##### Material for the task

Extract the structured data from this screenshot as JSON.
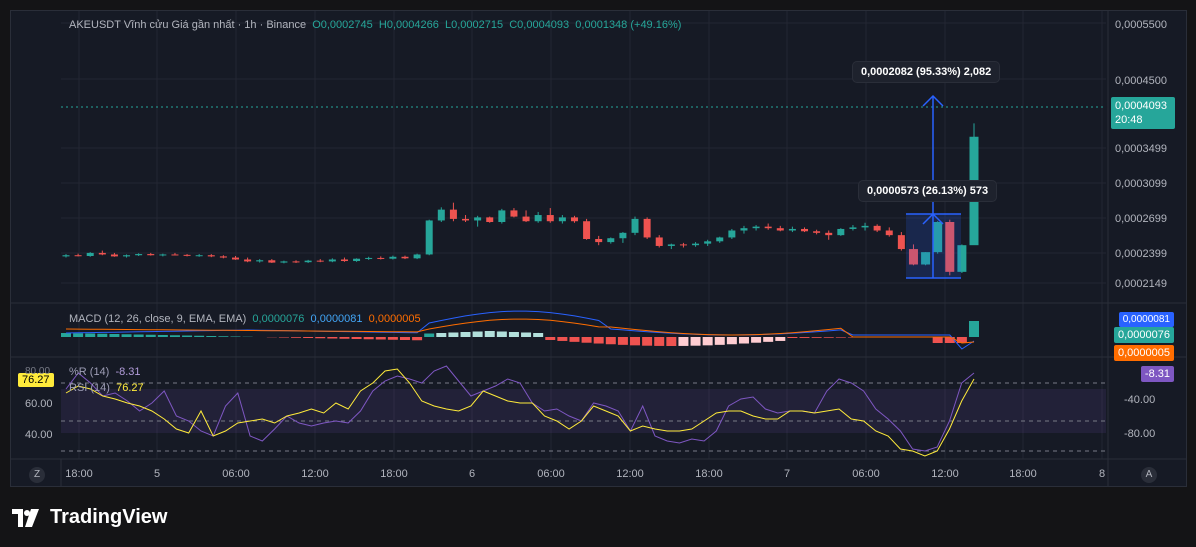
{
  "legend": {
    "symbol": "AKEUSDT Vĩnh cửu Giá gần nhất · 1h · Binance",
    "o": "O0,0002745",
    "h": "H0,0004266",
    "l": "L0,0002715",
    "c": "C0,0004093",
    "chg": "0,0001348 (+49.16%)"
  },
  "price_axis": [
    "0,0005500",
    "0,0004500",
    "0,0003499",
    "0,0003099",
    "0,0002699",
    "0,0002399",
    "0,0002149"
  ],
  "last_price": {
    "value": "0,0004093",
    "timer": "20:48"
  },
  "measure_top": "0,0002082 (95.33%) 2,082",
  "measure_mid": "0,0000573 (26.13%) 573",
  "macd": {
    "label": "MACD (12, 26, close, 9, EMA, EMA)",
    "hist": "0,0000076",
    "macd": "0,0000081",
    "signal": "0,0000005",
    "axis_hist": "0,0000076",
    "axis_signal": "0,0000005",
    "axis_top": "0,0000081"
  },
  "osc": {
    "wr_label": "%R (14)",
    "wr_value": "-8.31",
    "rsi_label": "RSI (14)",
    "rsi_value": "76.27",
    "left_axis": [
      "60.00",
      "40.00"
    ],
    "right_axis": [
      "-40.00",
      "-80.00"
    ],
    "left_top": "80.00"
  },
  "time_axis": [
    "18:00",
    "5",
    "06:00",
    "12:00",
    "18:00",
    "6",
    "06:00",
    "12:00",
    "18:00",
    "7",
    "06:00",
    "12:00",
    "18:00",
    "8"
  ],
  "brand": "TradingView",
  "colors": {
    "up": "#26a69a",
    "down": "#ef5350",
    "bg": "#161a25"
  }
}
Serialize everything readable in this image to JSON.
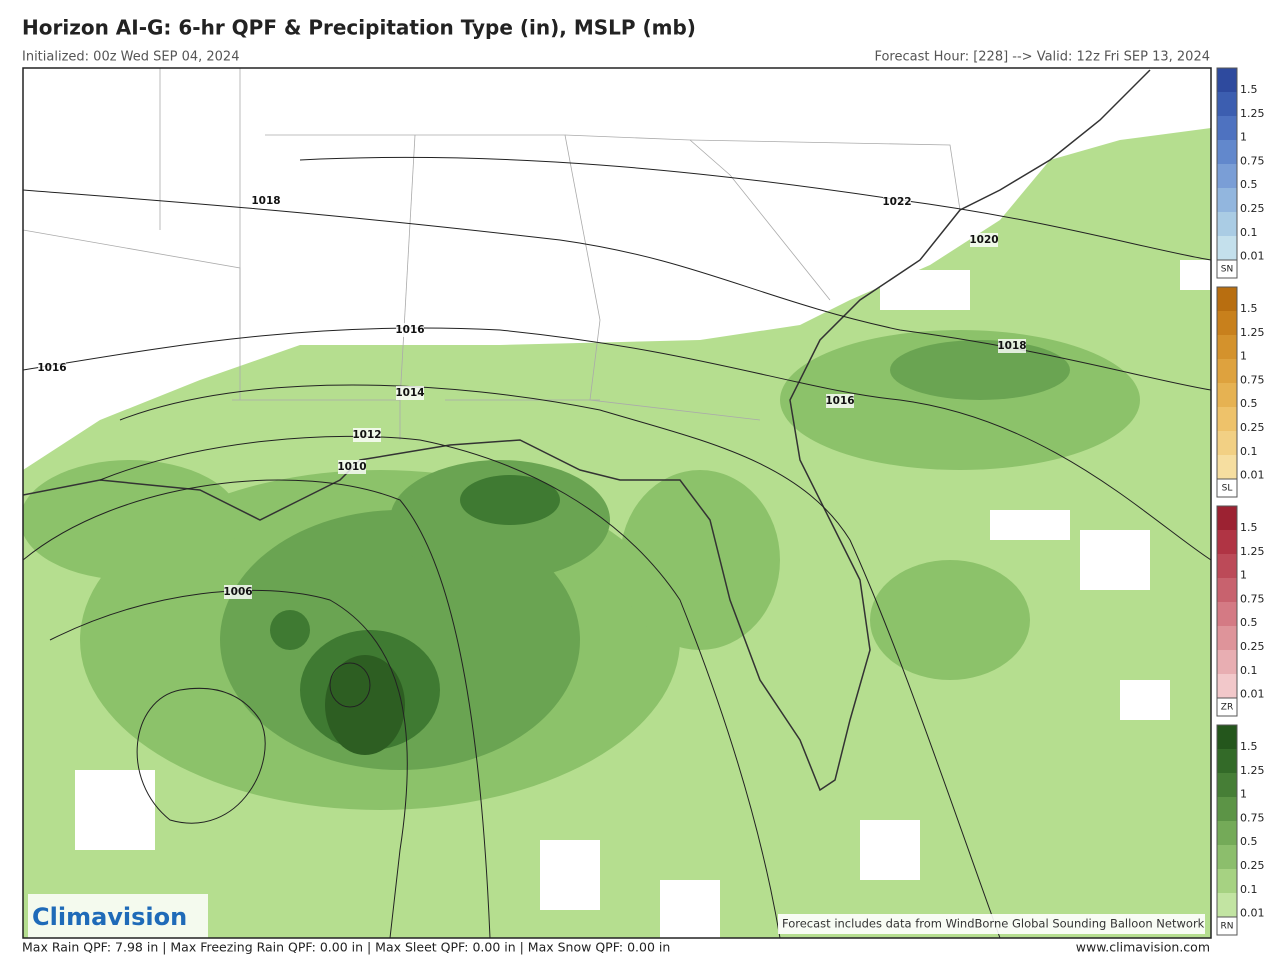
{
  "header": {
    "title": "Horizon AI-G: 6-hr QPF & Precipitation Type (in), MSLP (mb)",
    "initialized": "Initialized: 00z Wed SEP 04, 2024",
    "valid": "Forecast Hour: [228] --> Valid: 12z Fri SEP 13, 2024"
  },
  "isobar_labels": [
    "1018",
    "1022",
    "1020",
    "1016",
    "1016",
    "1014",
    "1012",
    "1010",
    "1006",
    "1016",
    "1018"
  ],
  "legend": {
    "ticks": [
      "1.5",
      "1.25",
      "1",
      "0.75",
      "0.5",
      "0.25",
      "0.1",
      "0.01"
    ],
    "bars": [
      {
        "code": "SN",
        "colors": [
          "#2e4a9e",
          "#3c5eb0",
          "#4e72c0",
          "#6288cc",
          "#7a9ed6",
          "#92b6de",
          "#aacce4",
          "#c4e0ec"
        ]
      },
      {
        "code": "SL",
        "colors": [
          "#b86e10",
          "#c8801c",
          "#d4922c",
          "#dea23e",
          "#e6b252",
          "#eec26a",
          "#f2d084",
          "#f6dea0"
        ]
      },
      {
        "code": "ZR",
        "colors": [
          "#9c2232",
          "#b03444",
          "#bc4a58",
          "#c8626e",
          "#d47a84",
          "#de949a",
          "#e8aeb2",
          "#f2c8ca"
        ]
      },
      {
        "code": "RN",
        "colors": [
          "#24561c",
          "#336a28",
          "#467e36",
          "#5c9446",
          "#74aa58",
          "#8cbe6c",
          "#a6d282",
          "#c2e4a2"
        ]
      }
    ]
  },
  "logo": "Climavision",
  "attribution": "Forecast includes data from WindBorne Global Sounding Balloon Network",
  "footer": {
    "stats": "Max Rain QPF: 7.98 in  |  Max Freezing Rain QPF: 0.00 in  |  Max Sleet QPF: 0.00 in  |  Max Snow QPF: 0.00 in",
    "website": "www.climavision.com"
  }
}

##########
##### Material for the task

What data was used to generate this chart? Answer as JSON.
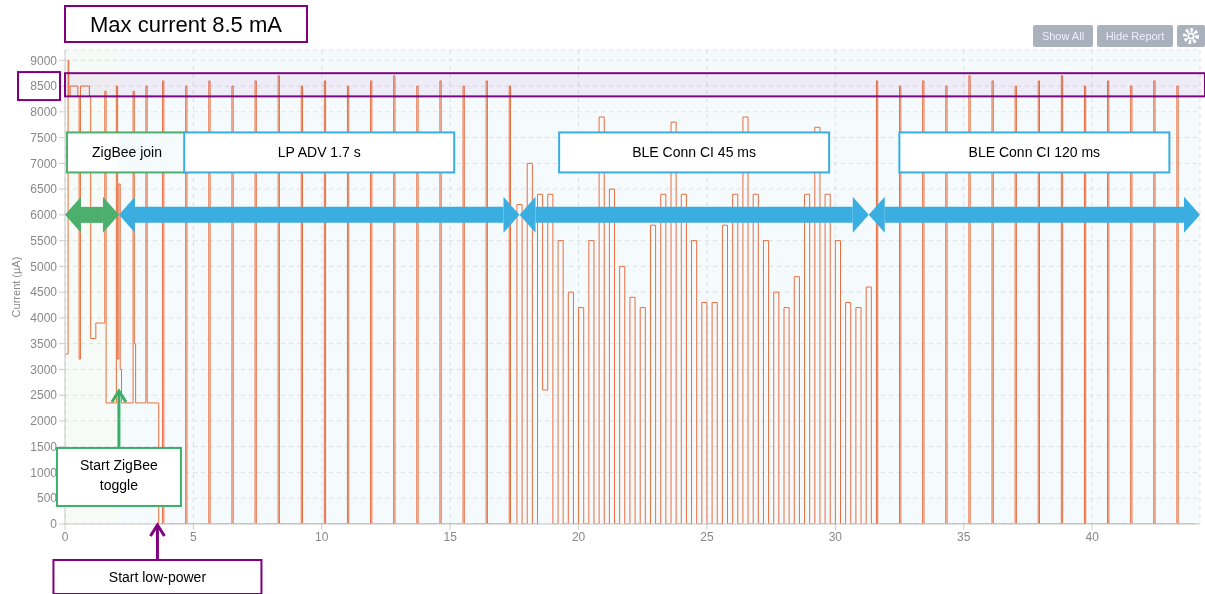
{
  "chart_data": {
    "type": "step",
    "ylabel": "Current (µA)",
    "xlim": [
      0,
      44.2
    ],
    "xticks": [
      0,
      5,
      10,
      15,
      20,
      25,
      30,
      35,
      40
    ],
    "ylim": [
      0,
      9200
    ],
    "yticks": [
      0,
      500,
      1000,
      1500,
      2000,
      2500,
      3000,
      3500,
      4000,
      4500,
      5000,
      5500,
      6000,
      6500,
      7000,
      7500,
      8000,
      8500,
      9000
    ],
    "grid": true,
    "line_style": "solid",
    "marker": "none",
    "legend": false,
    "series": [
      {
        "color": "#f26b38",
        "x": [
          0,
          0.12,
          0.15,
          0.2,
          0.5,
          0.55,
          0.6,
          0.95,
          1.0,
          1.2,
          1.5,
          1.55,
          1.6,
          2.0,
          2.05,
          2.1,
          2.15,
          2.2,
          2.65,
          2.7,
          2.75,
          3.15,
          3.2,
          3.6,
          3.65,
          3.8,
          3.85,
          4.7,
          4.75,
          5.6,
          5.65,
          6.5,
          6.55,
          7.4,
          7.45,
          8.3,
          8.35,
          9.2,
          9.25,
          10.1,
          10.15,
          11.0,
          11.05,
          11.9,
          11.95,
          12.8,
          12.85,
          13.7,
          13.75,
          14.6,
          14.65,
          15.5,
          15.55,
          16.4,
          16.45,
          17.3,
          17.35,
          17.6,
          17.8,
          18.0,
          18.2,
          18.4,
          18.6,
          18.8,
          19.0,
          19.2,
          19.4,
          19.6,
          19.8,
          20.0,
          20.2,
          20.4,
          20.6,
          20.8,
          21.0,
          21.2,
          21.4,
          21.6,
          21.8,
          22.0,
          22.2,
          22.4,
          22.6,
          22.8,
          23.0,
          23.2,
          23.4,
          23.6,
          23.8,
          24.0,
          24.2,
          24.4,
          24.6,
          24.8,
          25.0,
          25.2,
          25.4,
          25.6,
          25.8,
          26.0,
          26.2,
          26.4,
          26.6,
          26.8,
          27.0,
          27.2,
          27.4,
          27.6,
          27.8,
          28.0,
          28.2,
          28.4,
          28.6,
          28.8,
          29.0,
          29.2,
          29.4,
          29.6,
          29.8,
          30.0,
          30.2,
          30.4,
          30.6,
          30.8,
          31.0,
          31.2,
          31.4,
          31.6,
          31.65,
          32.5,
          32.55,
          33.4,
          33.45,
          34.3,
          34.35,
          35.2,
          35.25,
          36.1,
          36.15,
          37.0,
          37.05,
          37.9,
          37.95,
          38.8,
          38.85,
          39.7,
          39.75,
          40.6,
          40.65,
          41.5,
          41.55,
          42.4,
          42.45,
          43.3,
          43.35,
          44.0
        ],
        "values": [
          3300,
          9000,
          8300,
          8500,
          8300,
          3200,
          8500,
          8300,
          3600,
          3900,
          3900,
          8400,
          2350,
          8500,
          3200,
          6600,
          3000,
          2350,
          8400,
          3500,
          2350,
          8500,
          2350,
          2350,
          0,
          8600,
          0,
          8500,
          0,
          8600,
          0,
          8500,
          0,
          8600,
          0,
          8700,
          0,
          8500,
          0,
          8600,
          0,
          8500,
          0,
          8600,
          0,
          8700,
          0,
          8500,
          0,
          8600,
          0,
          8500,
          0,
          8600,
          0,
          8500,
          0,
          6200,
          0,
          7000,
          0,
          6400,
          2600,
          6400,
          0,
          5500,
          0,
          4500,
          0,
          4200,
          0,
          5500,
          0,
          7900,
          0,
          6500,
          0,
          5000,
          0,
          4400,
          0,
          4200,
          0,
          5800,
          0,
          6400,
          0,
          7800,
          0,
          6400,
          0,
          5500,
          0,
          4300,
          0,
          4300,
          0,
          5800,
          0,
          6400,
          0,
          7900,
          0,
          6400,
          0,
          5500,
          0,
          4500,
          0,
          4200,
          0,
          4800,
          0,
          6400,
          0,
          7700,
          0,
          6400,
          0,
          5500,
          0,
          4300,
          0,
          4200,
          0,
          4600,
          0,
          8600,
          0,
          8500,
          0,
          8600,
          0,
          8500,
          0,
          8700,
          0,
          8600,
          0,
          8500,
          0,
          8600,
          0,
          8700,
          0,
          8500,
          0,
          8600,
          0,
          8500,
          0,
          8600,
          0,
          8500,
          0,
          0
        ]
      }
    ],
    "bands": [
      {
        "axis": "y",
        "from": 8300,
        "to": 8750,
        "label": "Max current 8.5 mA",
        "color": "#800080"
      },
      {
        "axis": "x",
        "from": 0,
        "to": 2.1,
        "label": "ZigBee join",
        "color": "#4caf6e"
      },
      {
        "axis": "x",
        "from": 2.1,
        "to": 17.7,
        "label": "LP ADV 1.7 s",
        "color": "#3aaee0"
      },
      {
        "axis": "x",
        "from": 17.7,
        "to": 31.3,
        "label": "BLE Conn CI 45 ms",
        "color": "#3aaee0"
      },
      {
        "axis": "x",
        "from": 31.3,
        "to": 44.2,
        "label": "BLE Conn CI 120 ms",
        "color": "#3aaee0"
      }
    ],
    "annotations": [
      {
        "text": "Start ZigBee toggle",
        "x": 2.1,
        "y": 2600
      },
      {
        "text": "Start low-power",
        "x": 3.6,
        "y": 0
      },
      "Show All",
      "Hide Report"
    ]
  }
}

##########

**Exercise directions**
Gather and copy every line of the data in which the string "Conn" is found.

**Output of the task**
        "label": "BLE Conn CI 45 ms",
        "label": "BLE Conn CI 120 ms",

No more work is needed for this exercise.